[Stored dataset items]
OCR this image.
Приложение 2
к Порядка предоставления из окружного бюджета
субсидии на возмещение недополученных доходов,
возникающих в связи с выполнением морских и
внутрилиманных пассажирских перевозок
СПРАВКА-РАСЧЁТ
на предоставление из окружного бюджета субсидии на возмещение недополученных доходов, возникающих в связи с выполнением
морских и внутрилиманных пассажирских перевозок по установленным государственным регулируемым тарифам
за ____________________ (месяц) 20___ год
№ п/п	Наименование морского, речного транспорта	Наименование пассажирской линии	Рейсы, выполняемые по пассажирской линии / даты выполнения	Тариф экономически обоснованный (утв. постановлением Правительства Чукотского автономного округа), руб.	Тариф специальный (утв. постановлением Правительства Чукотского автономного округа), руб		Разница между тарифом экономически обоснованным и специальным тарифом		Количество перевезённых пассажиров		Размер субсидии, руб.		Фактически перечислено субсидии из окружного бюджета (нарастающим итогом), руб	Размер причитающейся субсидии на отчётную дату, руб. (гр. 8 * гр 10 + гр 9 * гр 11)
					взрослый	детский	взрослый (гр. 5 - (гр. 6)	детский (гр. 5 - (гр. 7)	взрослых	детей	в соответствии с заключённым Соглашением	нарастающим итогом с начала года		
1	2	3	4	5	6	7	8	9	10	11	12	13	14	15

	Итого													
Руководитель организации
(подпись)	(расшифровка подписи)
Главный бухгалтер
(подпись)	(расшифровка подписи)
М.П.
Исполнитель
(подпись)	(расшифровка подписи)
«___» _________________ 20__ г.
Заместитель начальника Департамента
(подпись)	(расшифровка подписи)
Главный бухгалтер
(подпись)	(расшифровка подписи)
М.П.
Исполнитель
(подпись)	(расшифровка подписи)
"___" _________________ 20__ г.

* _Aim of the exercise_
Select all lines in the listing above where the word "пассажирских" appears, and show them.

* _Written response_
внутрилиманных пассажирских перевозок
морских и внутрилиманных пассажирских перевозок по установленным государственным регулируемым тарифам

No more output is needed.